>> BEGIN Records supplied
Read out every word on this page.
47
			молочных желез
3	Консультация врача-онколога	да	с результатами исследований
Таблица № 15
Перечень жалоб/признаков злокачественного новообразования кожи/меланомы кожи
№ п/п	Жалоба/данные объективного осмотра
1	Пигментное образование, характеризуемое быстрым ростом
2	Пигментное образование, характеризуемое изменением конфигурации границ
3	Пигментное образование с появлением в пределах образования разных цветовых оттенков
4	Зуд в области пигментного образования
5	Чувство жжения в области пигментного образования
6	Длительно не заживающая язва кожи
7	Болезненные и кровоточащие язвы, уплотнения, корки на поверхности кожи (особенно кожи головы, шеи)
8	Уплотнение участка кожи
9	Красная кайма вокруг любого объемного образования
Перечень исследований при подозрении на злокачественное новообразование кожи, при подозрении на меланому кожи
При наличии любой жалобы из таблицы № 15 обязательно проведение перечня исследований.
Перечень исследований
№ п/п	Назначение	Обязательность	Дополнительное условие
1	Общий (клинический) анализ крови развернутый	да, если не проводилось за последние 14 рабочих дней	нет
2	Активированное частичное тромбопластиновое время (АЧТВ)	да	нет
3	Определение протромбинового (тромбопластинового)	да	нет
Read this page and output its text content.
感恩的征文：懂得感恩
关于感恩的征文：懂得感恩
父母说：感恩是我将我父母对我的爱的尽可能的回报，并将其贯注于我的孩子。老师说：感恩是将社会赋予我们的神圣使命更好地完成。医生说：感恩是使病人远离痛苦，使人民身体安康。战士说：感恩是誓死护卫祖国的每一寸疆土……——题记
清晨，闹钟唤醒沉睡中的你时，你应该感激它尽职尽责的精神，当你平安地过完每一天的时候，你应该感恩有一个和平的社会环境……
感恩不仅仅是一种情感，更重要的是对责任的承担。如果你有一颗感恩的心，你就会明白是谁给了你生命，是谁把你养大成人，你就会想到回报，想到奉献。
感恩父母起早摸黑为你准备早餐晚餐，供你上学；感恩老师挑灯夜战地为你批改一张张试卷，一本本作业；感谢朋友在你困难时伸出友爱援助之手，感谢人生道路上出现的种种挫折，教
>> END Records supplied
• _Work to complete_: Repeat the records above exactly, leaving none out.

• _Solution to this task_:
Read out every word on this page.
47
			молочных желез
3	Консультация врача-онколога	да	с результатами исследований
Таблица № 15
Перечень жалоб/признаков злокачественного новообразования кожи/меланомы кожи
№ п/п	Жалоба/данные объективного осмотра
1	Пигментное образование, характеризуемое быстрым ростом
2	Пигментное образование, характеризуемое изменением конфигурации границ
3	Пигментное образование с появлением в пределах образования разных цветовых оттенков
4	Зуд в области пигментного образования
5	Чувство жжения в области пигментного образования
6	Длительно не заживающая язва кожи
7	Болезненные и кровоточащие язвы, уплотнения, корки на поверхности кожи (особенно кожи головы, шеи)
8	Уплотнение участка кожи
9	Красная кайма вокруг любого объемного образования
Перечень исследований при подозрении на злокачественное новообразование кожи, при подозрении на меланому кожи
При наличии любой жалобы из таблицы № 15 обязательно проведение перечня исследований.
Перечень исследований
№ п/п	Назначение	Обязательность	Дополнительное условие
1	Общий (клинический) анализ крови развернутый	да, если не проводилось за последние 14 рабочих дней	нет
2	Активированное частичное тромбопластиновое время (АЧТВ)	да	нет
3	Определение протромбинового (тромбопластинового)	да	нет
Read this page and output its text content.
感恩的征文：懂得感恩
关于感恩的征文：懂得感恩
父母说：感恩是我将我父母对我的爱的尽可能的回报，并将其贯注于我的孩子。老师说：感恩是将社会赋予我们的神圣使命更好地完成。医生说：感恩是使病人远离痛苦，使人民身体安康。战士说：感恩是誓死护卫祖国的每一寸疆土……——题记
清晨，闹钟唤醒沉睡中的你时，你应该感激它尽职尽责的精神，当你平安地过完每一天的时候，你应该感恩有一个和平的社会环境……
感恩不仅仅是一种情感，更重要的是对责任的承担。如果你有一颗感恩的心，你就会明白是谁给了你生命，是谁把你养大成人，你就会想到回报，想到奉献。
感恩父母起早摸黑为你准备早餐晚餐，供你上学；感恩老师挑灯夜战地为你批改一张张试卷，一本本作业；感谢朋友在你困难时伸出友爱援助之手，感谢人生道路上出现的种种挫折，教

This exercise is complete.